-- Rows start --

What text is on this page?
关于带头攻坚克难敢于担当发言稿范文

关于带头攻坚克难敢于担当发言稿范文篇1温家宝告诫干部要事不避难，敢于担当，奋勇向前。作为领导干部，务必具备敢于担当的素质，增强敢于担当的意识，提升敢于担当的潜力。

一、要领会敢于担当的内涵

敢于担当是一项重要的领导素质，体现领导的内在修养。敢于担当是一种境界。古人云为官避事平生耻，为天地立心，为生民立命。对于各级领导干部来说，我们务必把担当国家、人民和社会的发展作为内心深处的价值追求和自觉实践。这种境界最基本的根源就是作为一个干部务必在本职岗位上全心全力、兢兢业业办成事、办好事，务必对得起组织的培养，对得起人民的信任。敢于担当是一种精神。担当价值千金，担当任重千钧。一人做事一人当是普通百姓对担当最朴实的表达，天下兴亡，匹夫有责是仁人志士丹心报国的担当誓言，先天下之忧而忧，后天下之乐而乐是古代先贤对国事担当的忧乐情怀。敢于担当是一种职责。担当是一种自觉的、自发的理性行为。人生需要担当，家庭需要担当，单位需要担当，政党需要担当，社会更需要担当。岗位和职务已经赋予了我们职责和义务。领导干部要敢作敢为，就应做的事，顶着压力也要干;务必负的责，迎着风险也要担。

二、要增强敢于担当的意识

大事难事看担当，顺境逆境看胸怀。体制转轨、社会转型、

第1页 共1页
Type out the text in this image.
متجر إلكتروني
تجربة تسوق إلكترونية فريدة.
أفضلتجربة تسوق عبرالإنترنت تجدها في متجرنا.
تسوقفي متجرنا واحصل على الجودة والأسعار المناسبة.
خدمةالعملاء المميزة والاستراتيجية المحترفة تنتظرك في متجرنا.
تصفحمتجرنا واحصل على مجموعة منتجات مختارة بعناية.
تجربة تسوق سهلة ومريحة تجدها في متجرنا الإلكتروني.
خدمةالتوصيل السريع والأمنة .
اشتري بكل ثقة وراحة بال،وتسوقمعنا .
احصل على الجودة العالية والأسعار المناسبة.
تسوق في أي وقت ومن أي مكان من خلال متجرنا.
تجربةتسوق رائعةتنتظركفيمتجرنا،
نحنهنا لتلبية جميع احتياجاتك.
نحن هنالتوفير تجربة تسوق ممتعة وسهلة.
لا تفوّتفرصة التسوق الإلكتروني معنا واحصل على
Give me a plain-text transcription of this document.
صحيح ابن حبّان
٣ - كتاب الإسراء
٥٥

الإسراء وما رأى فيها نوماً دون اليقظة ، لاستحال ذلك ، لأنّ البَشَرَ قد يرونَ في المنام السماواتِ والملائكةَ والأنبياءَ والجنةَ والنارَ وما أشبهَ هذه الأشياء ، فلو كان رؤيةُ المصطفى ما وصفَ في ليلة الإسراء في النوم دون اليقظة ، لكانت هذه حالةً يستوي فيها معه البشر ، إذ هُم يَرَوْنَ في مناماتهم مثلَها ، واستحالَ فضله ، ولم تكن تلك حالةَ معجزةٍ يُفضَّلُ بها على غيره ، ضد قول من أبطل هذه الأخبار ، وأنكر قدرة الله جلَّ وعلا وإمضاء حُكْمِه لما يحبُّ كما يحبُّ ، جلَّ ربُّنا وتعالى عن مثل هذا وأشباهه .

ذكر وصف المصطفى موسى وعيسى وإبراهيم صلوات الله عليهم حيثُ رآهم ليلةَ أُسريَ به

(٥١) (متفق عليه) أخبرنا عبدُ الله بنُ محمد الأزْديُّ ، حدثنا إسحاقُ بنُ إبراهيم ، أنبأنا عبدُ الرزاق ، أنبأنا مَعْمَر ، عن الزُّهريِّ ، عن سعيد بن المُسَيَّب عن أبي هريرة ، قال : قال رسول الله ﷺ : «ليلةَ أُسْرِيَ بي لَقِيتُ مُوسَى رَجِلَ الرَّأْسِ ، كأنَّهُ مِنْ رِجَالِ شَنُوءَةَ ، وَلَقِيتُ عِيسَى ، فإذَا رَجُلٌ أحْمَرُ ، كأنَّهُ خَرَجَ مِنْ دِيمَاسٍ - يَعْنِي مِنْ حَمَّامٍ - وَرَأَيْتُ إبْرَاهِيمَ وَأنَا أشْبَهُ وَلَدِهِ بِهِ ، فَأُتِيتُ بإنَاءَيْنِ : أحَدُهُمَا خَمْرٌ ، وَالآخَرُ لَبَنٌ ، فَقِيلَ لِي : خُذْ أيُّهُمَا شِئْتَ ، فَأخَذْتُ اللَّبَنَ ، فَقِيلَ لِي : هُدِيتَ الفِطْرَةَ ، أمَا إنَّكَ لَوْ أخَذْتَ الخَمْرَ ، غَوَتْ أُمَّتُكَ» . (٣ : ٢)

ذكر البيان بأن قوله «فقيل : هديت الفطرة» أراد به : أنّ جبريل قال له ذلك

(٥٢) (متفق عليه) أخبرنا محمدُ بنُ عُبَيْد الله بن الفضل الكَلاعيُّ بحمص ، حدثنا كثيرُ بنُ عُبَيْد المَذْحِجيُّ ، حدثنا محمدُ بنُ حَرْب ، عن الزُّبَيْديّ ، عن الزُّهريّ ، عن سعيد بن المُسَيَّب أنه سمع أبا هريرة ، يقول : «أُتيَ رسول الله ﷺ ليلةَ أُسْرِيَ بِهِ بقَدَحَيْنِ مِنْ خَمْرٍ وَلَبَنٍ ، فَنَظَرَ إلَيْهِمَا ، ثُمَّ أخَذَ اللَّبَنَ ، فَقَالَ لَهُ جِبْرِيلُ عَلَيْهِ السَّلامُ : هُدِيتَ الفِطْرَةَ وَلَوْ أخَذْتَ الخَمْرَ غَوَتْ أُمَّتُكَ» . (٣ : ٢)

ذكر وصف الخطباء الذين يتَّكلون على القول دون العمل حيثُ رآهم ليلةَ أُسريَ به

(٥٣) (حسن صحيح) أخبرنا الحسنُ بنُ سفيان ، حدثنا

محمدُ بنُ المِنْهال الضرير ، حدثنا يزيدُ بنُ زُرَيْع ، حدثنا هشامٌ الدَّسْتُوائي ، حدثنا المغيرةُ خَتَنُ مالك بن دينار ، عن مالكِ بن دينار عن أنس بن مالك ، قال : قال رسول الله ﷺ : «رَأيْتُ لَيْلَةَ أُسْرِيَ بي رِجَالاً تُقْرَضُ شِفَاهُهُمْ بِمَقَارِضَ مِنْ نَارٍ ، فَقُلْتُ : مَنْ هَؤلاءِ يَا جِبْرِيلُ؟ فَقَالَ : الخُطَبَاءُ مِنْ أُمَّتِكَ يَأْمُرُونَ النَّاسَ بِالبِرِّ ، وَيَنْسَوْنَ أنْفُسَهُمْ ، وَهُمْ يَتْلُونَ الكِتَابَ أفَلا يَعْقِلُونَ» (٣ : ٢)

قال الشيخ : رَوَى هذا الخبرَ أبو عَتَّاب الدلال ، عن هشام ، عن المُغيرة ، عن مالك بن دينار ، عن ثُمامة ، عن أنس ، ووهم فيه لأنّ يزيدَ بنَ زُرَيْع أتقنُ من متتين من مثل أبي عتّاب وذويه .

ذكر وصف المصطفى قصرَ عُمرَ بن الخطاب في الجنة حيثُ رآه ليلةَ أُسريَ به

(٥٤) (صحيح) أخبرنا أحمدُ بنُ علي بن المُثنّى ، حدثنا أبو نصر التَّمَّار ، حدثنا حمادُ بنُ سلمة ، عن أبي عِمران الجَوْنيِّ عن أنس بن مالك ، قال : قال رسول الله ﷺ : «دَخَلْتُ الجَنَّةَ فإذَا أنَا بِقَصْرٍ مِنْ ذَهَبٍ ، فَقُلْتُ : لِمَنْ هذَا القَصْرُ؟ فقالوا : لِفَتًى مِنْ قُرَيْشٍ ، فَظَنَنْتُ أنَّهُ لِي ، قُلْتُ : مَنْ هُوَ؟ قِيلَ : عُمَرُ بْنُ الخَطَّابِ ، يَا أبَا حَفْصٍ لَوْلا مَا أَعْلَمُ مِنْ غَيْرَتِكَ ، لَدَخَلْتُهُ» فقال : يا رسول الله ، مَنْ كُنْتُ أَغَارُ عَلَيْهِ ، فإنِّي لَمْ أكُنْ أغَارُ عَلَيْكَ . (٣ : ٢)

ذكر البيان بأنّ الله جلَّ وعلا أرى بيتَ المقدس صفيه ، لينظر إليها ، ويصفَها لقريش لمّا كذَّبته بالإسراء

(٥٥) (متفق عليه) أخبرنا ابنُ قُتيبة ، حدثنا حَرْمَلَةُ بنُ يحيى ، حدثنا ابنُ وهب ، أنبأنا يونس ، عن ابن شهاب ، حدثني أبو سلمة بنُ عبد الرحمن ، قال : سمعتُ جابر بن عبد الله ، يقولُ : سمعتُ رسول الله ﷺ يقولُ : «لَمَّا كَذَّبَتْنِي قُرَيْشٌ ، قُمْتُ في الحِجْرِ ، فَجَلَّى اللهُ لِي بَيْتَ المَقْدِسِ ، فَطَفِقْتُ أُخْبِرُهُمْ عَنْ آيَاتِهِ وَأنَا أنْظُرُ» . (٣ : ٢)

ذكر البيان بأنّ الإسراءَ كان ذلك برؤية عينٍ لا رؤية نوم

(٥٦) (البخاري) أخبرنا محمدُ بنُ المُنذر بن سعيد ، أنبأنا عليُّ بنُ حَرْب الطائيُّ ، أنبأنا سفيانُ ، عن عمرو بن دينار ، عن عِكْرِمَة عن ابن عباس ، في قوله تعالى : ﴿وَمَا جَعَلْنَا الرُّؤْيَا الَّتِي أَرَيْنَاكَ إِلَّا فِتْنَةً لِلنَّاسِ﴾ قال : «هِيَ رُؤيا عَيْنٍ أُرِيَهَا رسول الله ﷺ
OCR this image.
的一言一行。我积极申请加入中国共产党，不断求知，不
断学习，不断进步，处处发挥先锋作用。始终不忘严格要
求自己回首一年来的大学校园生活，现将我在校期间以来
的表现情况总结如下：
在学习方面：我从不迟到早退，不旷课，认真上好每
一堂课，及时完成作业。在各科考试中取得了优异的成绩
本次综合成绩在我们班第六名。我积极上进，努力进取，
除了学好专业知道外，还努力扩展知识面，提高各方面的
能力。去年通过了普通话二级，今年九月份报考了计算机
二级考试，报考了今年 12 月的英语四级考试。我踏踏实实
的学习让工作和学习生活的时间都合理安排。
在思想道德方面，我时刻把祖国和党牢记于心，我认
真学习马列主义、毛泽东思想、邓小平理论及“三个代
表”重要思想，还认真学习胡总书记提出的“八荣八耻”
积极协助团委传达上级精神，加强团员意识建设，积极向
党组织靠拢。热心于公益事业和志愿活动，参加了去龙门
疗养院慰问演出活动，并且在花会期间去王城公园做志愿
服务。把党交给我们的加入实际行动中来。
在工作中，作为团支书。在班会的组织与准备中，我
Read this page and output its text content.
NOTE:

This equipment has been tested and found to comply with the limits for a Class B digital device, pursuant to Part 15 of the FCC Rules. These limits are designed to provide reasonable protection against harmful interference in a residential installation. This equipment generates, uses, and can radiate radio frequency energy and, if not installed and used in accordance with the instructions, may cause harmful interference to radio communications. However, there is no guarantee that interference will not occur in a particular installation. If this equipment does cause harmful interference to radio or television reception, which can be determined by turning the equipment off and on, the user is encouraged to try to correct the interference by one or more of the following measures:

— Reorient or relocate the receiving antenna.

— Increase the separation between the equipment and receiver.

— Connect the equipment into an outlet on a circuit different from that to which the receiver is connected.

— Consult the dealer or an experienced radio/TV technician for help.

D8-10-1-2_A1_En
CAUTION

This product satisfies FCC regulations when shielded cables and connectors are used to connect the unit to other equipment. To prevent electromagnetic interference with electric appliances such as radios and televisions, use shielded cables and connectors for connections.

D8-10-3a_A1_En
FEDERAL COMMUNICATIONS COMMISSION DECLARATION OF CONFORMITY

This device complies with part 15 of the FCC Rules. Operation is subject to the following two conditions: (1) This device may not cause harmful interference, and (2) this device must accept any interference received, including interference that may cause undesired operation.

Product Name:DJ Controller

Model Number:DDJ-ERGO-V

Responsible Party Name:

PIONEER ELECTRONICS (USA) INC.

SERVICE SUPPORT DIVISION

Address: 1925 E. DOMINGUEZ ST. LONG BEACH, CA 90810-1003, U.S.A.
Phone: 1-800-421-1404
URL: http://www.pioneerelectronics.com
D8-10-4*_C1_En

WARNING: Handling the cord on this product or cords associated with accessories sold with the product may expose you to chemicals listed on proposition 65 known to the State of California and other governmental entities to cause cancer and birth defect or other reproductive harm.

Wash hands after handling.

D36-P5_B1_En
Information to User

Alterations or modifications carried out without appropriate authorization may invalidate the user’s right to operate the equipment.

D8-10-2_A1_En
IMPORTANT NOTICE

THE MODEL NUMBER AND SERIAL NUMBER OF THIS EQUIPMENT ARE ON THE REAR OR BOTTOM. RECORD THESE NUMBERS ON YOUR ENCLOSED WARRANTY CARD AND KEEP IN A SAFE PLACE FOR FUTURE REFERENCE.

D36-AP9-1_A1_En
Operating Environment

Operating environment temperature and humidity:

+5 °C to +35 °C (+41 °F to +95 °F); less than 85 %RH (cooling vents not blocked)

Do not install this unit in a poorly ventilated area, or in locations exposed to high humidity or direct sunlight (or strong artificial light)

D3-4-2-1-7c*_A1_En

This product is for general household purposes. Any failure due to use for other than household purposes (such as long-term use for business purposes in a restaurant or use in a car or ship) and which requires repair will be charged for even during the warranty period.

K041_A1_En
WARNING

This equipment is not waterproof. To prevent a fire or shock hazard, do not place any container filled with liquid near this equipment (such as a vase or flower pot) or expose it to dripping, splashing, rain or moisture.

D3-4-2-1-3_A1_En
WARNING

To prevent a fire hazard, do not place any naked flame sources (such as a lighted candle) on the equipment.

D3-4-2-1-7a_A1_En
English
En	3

-- Rows end --

- [Objective]
Each line holding "text" must be found and copied.

- [Exercise output]
What text is on this page?
Type out the text in this image.
Give me a plain-text transcription of this document.
Read this page and output its text content.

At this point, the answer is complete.